## Short task
Copy every row from the first one down to and including the row that contains "home-icon[interactable] [257, 849, 305, 893]", reproducing each character for character.

## Entries provided
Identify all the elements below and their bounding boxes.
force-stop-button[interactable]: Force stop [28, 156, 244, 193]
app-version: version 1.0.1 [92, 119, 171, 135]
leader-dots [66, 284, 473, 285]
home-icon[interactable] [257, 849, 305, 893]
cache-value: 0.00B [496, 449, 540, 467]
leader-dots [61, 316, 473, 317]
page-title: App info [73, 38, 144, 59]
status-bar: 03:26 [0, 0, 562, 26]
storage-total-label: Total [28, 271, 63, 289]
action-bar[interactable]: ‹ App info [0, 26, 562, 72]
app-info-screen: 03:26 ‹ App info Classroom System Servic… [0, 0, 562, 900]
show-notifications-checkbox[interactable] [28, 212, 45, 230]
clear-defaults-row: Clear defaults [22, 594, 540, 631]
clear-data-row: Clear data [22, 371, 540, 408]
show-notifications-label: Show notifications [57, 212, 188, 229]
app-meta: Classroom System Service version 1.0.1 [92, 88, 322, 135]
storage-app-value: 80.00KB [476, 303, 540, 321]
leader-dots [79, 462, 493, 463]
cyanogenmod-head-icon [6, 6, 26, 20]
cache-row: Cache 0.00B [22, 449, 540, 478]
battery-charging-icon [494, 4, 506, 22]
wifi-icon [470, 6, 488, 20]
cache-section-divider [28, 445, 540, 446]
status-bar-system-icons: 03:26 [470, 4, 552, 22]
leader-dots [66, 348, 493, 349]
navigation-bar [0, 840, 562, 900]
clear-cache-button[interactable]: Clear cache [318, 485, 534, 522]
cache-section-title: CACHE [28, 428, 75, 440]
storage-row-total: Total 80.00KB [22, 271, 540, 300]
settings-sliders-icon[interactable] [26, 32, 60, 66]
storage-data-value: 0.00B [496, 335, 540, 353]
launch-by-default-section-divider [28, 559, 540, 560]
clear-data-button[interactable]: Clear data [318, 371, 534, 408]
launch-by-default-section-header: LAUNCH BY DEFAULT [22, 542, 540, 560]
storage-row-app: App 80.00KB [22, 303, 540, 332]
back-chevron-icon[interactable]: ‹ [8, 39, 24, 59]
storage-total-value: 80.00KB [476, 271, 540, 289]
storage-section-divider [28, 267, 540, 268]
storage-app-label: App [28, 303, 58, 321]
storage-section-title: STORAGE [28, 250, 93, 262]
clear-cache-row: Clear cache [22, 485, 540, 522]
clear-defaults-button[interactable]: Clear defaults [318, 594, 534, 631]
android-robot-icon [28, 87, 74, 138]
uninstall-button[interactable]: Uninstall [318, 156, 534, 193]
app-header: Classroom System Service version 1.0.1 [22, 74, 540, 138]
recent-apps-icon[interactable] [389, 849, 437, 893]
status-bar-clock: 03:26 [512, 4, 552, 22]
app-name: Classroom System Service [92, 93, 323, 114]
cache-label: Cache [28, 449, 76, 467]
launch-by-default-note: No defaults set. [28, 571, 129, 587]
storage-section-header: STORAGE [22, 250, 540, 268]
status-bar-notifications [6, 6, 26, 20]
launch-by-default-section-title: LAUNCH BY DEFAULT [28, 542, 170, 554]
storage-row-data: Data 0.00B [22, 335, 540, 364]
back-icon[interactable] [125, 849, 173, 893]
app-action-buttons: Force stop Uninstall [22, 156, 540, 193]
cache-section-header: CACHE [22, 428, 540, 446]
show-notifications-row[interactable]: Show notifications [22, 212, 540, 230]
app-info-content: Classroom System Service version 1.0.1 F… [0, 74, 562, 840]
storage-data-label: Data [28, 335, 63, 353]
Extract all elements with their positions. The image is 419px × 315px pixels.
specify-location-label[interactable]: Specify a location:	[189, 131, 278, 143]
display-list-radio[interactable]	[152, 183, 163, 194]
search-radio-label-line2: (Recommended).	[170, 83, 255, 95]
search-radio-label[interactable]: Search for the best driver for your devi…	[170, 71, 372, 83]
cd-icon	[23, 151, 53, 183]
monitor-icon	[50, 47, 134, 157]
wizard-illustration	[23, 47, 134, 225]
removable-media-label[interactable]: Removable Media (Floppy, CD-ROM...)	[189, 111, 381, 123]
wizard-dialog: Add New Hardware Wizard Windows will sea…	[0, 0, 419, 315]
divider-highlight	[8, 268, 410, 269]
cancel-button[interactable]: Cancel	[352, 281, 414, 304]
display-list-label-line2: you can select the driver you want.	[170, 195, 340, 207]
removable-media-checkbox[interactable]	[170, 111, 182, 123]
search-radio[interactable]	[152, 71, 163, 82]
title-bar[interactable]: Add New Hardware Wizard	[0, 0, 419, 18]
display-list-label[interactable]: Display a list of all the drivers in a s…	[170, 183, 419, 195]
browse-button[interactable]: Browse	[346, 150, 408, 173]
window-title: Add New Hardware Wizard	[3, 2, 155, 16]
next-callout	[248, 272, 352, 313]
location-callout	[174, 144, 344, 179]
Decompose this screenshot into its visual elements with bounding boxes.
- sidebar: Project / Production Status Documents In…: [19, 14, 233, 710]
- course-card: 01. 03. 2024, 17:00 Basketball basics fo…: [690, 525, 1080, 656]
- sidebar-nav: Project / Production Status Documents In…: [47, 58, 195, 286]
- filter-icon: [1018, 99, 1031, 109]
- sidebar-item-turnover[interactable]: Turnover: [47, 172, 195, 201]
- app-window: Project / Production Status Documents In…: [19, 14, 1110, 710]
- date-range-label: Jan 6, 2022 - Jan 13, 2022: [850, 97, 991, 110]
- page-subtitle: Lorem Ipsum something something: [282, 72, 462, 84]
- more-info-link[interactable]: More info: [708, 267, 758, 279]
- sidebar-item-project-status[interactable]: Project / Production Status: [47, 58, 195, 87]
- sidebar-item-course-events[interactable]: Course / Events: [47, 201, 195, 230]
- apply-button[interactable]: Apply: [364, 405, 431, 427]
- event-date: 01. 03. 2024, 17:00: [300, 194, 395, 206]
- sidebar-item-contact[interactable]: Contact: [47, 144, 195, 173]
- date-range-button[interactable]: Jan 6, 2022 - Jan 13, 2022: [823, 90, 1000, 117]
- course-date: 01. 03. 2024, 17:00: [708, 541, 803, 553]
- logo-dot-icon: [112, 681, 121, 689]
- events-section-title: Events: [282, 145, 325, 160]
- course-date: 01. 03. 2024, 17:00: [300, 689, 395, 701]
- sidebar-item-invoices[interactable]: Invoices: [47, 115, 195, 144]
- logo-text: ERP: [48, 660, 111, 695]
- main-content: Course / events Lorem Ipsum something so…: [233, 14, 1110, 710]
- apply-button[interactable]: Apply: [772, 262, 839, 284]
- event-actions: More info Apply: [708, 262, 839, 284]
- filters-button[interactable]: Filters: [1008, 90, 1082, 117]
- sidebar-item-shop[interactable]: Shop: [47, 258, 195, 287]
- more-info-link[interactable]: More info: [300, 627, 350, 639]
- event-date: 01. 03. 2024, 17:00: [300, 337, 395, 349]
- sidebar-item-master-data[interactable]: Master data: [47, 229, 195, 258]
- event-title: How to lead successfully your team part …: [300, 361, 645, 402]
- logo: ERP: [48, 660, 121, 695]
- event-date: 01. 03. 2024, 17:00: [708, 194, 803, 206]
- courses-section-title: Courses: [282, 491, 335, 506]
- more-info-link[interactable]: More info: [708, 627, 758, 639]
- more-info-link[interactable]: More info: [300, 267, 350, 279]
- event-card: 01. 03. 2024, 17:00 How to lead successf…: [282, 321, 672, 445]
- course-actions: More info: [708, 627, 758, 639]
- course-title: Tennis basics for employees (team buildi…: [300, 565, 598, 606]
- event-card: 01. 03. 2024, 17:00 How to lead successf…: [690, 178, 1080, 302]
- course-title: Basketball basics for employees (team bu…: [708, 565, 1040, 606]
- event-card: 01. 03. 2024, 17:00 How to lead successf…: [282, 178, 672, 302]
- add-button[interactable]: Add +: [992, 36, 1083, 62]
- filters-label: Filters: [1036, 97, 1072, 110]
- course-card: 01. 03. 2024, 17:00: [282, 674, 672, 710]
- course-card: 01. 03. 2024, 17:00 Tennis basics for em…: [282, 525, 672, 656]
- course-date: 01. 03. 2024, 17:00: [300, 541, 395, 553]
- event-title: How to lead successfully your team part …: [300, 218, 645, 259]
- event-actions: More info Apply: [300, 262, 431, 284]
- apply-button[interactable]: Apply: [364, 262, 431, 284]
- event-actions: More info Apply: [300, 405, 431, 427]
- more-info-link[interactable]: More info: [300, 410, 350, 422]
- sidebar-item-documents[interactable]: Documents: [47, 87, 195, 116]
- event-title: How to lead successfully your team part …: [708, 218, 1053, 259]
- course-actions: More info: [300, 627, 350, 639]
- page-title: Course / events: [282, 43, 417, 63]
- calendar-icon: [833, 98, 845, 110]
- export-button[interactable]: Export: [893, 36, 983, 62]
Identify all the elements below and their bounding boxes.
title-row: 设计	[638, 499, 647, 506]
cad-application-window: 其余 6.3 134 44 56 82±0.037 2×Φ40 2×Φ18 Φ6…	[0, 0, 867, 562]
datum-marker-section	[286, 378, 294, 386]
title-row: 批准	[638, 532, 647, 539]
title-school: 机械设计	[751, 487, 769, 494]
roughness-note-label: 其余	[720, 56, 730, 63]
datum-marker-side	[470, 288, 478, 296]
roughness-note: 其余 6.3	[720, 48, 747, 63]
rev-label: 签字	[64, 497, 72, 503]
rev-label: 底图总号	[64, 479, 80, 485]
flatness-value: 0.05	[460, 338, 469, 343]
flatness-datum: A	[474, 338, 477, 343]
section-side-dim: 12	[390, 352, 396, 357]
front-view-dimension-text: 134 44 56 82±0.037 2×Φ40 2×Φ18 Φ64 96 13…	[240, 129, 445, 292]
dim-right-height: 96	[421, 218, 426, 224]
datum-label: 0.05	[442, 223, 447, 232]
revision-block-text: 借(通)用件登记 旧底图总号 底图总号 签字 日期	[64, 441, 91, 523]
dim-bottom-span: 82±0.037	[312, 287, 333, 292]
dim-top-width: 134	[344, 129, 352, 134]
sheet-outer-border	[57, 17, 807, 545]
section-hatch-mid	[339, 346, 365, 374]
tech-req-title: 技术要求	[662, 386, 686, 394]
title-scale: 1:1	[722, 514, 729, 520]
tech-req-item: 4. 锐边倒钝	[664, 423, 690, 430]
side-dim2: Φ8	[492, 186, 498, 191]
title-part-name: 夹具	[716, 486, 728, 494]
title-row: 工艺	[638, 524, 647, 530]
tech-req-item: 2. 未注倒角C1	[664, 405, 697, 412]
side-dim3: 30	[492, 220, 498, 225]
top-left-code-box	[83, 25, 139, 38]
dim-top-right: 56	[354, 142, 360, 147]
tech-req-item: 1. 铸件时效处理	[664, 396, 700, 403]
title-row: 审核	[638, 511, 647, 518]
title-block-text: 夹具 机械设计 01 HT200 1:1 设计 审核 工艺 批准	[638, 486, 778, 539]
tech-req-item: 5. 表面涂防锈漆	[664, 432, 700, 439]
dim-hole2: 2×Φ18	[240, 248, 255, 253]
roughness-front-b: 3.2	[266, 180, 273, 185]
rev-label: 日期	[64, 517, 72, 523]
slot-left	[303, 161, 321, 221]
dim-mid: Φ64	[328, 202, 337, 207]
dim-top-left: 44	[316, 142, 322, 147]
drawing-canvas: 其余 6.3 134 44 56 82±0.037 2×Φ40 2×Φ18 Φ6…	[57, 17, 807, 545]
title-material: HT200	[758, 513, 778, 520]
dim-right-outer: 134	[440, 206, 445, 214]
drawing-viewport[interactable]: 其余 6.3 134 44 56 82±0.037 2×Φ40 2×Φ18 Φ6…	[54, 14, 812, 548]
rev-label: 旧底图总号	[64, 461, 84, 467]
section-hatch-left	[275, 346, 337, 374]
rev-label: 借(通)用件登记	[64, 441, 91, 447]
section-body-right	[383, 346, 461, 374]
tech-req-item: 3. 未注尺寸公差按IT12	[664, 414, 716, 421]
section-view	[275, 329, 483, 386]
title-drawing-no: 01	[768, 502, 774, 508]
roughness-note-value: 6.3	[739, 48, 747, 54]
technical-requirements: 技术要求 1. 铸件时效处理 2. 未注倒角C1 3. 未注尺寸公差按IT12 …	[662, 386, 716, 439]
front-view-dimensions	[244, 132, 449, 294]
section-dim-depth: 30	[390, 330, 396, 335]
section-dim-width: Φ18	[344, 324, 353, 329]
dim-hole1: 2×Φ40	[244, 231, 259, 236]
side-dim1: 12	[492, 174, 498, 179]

## Exercise response
Identify all the elements below and their bounding boxes.
force-stop-button[interactable]: Force stop [28, 156, 244, 193]
app-version: version 1.0.1 [92, 119, 171, 135]
leader-dots [66, 284, 473, 285]
home-icon[interactable] [257, 849, 305, 893]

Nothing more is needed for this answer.